# Article

## Modeling

### Prophet Research

**Install Notes:**
- Numpy
  - Numpy is 1.23.0
  - scipy wants < 1.23.0
  - numba wants < 1.21
- daal4py
  - wants daal==2021.2.3 (which isn't installed)
- Plotly
  - may need to install to utilize some of the interactive figures

**DataFrame Prep:**
- Needs Pandas dataframe with 2 columns:
  - 'ds': datestamp that pandas recognizes
    - Says preferrably YYYY-MM-DD HH:MM:SS for timestamp, but hoping it takes time zone aware stuff
  - 'y': the target variable we want to forecast
    - if these are the only inputs, then I wonder if we can include temperatures :(
    
**Hyperparameters:**

- growth='linear'
  - Leave as linear since we don't have a market cap
- changepoints=None
  - Check out changepoints after first run or so
  - 1 person recommended 1 change point per month
  - but, this read almost like I could add a harvey thing in at first
- n_changepoints=25
- changepoint_range=0.8
- yearly_seasonality='auto'
- weekly_seasonality='auto'
- daily_seasonality='auto'
  - One recommendation was to set these to false then make our own
  - definitely want an hourly representation (which may really mean daily - as it repeats each day)

# Objective A
Return the passage of the Prophet notes between "## Modeling" and "(which isn't installed)", inclusive.
# Objective B
Under the "Hyperparameters" heading of the Prophet notes, list each hyperparameter together with the value assigned to it.
The records that come next have no connection to the Prophet notes.

# Dataset content

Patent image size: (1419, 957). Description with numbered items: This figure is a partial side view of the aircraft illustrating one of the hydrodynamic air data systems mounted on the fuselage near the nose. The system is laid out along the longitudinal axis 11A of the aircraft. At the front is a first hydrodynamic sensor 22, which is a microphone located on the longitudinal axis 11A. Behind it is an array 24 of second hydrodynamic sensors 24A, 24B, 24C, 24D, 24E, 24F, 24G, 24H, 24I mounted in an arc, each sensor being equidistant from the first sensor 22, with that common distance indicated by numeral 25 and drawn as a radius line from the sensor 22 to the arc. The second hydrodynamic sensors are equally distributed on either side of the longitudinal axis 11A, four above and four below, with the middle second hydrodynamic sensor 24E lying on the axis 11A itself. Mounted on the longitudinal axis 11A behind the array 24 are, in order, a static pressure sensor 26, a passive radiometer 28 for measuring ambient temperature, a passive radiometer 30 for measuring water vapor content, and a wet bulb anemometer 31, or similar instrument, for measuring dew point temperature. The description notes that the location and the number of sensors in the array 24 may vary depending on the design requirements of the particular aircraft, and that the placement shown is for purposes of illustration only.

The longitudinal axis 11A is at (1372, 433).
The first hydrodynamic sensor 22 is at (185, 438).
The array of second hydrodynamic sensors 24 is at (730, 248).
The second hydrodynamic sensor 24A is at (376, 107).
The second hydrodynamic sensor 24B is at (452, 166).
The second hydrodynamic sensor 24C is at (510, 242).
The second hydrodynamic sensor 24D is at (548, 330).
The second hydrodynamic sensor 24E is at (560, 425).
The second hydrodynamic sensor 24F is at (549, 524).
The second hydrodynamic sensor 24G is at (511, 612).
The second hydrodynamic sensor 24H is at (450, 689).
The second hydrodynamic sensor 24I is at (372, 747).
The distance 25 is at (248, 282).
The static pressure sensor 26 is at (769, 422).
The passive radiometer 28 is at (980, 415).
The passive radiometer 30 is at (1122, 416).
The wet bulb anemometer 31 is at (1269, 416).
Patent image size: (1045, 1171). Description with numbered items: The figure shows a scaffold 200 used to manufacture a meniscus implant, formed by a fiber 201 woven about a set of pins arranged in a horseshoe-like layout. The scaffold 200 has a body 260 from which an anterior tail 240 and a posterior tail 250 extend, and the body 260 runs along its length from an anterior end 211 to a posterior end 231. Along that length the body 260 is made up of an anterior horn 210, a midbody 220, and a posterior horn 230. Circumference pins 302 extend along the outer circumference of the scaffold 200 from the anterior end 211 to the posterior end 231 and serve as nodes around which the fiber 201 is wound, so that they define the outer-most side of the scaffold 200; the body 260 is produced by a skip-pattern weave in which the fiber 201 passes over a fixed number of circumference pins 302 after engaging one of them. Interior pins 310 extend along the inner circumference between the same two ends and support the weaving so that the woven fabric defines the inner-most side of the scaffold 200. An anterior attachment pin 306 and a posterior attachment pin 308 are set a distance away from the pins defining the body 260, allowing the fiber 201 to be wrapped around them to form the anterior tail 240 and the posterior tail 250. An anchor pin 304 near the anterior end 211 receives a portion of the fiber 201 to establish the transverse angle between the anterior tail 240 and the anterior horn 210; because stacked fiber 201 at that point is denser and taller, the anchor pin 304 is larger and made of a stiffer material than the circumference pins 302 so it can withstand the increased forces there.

# Correct output A
## Modeling

### Prophet Research

**Install Notes:**
- Numpy
  - Numpy is 1.23.0
  - scipy wants < 1.23.0
  - numba wants < 1.21
- daal4py
  - wants daal==2021.2.3 (which isn't installed)

# Correct output B
- growth='linear'
- changepoints=None
- n_changepoints=25
- changepoint_range=0.8
- yearly_seasonality='auto'
- weekly_seasonality='auto'
- daily_seasonality='auto'